Required task → Can the data below be echoed back word for word?

Data to process →
———

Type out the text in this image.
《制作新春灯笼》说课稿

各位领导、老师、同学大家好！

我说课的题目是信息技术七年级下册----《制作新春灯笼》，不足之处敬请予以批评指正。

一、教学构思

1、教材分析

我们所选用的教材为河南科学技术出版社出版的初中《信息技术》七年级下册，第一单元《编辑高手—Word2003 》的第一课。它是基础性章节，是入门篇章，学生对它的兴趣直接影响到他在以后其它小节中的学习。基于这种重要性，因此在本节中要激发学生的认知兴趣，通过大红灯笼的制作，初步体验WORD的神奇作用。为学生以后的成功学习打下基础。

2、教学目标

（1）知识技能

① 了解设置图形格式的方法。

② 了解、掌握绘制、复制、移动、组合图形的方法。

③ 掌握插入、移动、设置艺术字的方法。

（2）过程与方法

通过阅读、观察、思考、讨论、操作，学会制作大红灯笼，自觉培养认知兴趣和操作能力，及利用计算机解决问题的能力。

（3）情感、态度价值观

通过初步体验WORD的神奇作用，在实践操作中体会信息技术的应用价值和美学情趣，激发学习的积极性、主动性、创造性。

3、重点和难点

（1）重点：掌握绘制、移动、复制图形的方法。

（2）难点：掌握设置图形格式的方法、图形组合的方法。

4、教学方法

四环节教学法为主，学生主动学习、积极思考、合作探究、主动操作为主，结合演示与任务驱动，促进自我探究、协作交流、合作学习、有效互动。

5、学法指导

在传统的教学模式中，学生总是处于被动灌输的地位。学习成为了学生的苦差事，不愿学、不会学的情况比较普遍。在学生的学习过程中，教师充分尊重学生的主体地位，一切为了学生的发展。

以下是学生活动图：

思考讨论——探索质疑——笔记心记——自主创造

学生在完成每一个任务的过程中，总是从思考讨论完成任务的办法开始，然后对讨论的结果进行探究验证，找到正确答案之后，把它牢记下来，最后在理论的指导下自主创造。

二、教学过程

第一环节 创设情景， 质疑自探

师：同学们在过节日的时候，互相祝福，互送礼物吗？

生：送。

———

Task output →
Type out the text in this image.
《制作新春灯笼》说课稿

各位领导、老师、同学大家好！

我说课的题目是信息技术七年级下册----《制作新春灯笼》，不足之处敬请予以批评指正。

一、教学构思

1、教材分析

我们所选用的教材为河南科学技术出版社出版的初中《信息技术》七年级下册，第一单元《编辑高手—Word2003 》的第一课。它是基础性章节，是入门篇章，学生对它的兴趣直接影响到他在以后其它小节中的学习。基于这种重要性，因此在本节中要激发学生的认知兴趣，通过大红灯笼的制作，初步体验WORD的神奇作用。为学生以后的成功学习打下基础。

2、教学目标

（1）知识技能

① 了解设置图形格式的方法。

② 了解、掌握绘制、复制、移动、组合图形的方法。

③ 掌握插入、移动、设置艺术字的方法。

（2）过程与方法

通过阅读、观察、思考、讨论、操作，学会制作大红灯笼，自觉培养认知兴趣和操作能力，及利用计算机解决问题的能力。

（3）情感、态度价值观

通过初步体验WORD的神奇作用，在实践操作中体会信息技术的应用价值和美学情趣，激发学习的积极性、主动性、创造性。

3、重点和难点

（1）重点：掌握绘制、移动、复制图形的方法。

（2）难点：掌握设置图形格式的方法、图形组合的方法。

4、教学方法

四环节教学法为主，学生主动学习、积极思考、合作探究、主动操作为主，结合演示与任务驱动，促进自我探究、协作交流、合作学习、有效互动。

5、学法指导

在传统的教学模式中，学生总是处于被动灌输的地位。学习成为了学生的苦差事，不愿学、不会学的情况比较普遍。在学生的学习过程中，教师充分尊重学生的主体地位，一切为了学生的发展。

以下是学生活动图：

思考讨论——探索质疑——笔记心记——自主创造

学生在完成每一个任务的过程中，总是从思考讨论完成任务的办法开始，然后对讨论的结果进行探究验证，找到正确答案之后，把它牢记下来，最后在理论的指导下自主创造。

二、教学过程

第一环节 创设情景， 质疑自探

师：同学们在过节日的时候，互相祝福，互送礼物吗？

生：送。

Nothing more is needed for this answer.